There can be any order of "array", or "only string" value, i.e.: abc[a,b[c,d]] or abc[a[b,c],d]. The order is strict from left to right, there can not be from pattern abc[d,e] combinations eabc or dabc.
abc[d,e] doesn't gives abcde nor abced string, only abcd and abce.
Pattern always starts with string with array: something[...].
There can be string without array: abc[a,bc[d,f]], but array without string is not allowed: abc[a,[d,f]].
There can be an empty string, i.e.: a[,b], that gives a and ab
My solution
function getStrings(pat) {
if(pat.indexOf('[') == -1)
return pat;
String.prototype.insert = function(index, string) {
if (index > 0) {
return this.substring(0, index) + string + this.substr(index);
}
return string + this;
};
function getArray(str, start, isSource = false) {
if (start < 0) return null;
var n = 0;
var ret = "";
var i = start;
for (; i < str.length; i++) {
if (str[i] == "[") n++;
else if (str[i] == "]") n--;
if (n == 0) break;
}
var ret = {
str: "",
arr: "",
end: 0,
};
ret.arr = str.slice(start, i) + "]";
ret.end = i;
start--;
var end = start;
for (
;
start > 0 &&
str[start] != "," &&
str[start] != "]" &&
str[start] != "[";
start--
) {}
if(!isSource)
start++;
end++;
ret.str = str.slice(start, end);
return ret;
}
function getElement(source, start) {
var ret = [];
start++;
for (
;
start < source.length && source[start] != "," && source[start] != "]";
start++
)

Layout region records
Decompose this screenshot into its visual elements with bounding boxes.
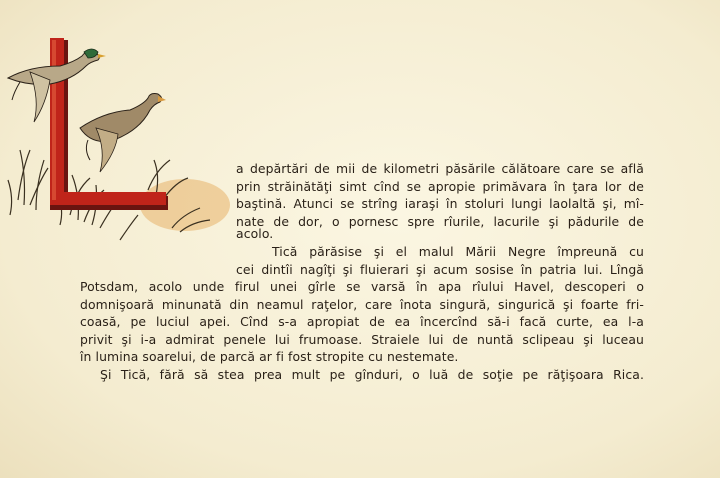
text-line: nate de dor, o pornesc spre rîurile, lacurile şi pădurile de xyxy=(236,213,644,229)
text-line: acolo. xyxy=(236,226,274,241)
text-line: Potsdam, acolo unde firul unei gîrle se varsă în apa rîului Havel, descoperi o xyxy=(80,279,644,294)
text-line: coasă, pe luciul apei. Cînd s-a apropiat de ea încercînd să-i facă curte, ea l-a xyxy=(80,314,644,329)
text-line: baştină. Atunci se strîng iaraşi în stoluri lungi laolaltă şi, mî- xyxy=(236,196,644,211)
text-line: cei dintîi nagîţi şi fluierari şi acum sosise în patria lui. Lîngă xyxy=(236,261,644,277)
text-line: privit şi i-a admirat penele lui frumoase. Straiele lui de nuntă sclipeau şi luceau xyxy=(80,331,644,347)
goose-icon xyxy=(80,94,166,173)
initial-illustration xyxy=(0,0,240,270)
text-line: Şi Tică, fără să stea prea mult pe gînduri, o luă de soţie pe răţişoara Rica. xyxy=(100,366,644,382)
text-line: prin străinătăţi simt cînd se apropie primăvara în ţara lor de xyxy=(236,178,644,194)
text-line: domnişoară minunată din neamul raţelor, care înota singură, singurică şi foarte fri- xyxy=(80,296,644,312)
text-line: a depărtări de mii de kilometri păsările călătoare care se află xyxy=(236,161,644,176)
text-line: Tică părăsise şi el malul Mării Negre împreună cu xyxy=(272,244,644,259)
text-line: în lumina soarelui, de parcă ar fi fost stropite cu nestemate. xyxy=(80,349,459,364)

» **Exercise objective**: Retype the post on expanding bracket patterns above in full, keeping every character, line break, and piece of code unchanged.

» **Final result**:
There can be any order of "array", or "only string" value, i.e.: abc[a,b[c,d]] or abc[a[b,c],d]. The order is strict from left to right, there can not be from pattern abc[d,e] combinations eabc or dabc.
abc[d,e] doesn't gives abcde nor abced string, only abcd and abce.
Pattern always starts with string with array: something[...].
There can be string without array: abc[a,bc[d,f]], but array without string is not allowed: abc[a,[d,f]].
There can be an empty string, i.e.: a[,b], that gives a and ab
My solution
function getStrings(pat) {
if(pat.indexOf('[') == -1)
return pat;
String.prototype.insert = function(index, string) {
if (index > 0) {
return this.substring(0, index) + string + this.substr(index);
}
return string + this;
};
function getArray(str, start, isSource = false) {
if (start < 0) return null;
var n = 0;
var ret = "";
var i = start;
for (; i < str.length; i++) {
if (str[i] == "[") n++;
else if (str[i] == "]") n--;
if (n == 0) break;
}
var ret = {
str: "",
arr: "",
end: 0,
};
ret.arr = str.slice(start, i) + "]";
ret.end = i;
start--;
var end = start;
for (
;
start > 0 &&
str[start] != "," &&
str[start] != "]" &&
str[start] != "[";
start--
) {}
if(!isSource)
start++;
end++;
ret.str = str.slice(start, end);
return ret;
}
function getElement(source, start) {
var ret = [];
start++;
for (
;
start < source.length && source[start] != "," && source[start] != "]";
start++
)